__RECORD EXCERPTS__
************

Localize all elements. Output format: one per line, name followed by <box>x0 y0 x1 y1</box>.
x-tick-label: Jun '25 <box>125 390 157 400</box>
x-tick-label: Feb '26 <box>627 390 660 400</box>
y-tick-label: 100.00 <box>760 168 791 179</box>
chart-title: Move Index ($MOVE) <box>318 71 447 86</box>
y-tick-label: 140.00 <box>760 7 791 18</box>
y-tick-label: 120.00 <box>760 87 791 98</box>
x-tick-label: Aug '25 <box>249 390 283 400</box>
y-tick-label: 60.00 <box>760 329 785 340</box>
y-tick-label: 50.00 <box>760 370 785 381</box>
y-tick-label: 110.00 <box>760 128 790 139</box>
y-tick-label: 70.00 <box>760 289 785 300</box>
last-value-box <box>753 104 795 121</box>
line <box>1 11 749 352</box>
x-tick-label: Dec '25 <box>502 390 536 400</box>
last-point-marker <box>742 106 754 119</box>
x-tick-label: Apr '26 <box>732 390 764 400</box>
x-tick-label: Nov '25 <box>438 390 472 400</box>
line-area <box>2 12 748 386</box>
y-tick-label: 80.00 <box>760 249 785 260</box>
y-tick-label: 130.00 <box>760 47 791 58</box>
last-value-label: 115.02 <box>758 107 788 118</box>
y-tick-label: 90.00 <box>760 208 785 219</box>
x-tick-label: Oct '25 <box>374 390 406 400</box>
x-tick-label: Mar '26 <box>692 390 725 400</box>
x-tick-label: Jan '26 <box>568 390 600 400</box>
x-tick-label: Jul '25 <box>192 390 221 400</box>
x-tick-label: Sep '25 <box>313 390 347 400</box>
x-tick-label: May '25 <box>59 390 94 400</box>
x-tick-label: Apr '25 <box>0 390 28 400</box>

************

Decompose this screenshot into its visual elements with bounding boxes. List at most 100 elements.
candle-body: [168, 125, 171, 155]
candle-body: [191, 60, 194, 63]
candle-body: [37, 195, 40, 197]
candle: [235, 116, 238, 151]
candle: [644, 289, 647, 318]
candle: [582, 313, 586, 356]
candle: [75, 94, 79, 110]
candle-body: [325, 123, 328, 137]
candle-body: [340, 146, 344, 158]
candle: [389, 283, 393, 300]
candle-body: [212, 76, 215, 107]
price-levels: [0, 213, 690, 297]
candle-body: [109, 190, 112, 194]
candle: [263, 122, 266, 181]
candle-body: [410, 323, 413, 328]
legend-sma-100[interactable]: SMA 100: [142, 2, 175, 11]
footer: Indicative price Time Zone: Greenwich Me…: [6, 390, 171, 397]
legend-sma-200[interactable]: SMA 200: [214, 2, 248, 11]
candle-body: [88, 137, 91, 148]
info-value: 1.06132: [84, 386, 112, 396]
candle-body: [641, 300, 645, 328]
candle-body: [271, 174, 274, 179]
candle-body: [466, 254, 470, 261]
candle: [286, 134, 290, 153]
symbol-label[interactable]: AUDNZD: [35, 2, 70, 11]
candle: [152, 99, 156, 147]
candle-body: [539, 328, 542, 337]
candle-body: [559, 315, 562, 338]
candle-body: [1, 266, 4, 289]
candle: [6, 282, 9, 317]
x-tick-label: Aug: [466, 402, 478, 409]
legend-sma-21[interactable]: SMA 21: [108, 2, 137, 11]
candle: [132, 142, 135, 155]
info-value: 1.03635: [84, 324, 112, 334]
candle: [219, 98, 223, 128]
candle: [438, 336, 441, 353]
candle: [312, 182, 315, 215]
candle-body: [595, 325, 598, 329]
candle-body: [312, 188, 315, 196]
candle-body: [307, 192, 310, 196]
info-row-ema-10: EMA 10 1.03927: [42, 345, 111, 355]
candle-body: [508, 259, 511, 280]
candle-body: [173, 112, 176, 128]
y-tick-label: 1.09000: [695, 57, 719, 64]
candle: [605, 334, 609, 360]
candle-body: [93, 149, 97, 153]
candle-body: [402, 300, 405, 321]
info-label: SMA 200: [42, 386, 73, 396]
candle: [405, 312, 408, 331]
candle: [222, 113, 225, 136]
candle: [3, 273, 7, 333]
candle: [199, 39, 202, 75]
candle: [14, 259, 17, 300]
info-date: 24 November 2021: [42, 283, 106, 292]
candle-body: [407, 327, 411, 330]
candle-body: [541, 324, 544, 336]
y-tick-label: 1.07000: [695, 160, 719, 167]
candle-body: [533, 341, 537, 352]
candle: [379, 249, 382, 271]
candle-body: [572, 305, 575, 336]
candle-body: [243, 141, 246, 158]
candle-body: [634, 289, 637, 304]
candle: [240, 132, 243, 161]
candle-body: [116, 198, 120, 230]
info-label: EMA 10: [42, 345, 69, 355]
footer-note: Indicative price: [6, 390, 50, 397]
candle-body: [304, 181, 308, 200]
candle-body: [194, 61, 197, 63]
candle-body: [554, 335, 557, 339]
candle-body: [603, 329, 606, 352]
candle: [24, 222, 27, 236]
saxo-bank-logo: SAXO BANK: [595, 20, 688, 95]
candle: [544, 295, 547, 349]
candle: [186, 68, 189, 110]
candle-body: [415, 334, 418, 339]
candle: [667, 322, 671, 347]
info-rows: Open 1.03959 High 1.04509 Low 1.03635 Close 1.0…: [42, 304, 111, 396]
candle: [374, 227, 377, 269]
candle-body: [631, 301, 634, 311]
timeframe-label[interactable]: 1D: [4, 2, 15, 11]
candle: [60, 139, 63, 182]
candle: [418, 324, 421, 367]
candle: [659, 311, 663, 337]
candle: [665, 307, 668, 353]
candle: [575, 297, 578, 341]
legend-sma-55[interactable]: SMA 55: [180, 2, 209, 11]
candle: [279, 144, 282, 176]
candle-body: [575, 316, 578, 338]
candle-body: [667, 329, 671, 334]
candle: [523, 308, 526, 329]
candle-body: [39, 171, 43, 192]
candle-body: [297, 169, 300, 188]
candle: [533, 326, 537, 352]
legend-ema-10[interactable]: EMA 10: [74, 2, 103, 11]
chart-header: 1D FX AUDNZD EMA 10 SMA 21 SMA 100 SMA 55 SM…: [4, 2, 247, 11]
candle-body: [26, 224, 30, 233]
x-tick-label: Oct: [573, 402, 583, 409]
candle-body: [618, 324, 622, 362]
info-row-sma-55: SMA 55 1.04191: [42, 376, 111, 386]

************

Return every line from the data above that includes the word "info".

info-value: 1.06132: [84, 386, 112, 396]
info-value: 1.03635: [84, 324, 112, 334]
info-row-ema-10: EMA 10 1.03927: [42, 345, 111, 355]
info-label: SMA 200: [42, 386, 73, 396]
info-date: 24 November 2021: [42, 283, 106, 292]
info-label: EMA 10: [42, 345, 69, 355]
info-rows: Open 1.03959 High 1.04509 Low 1.03635 Close 1.0…: [42, 304, 111, 396]
info-row-sma-55: SMA 55 1.04191: [42, 376, 111, 386]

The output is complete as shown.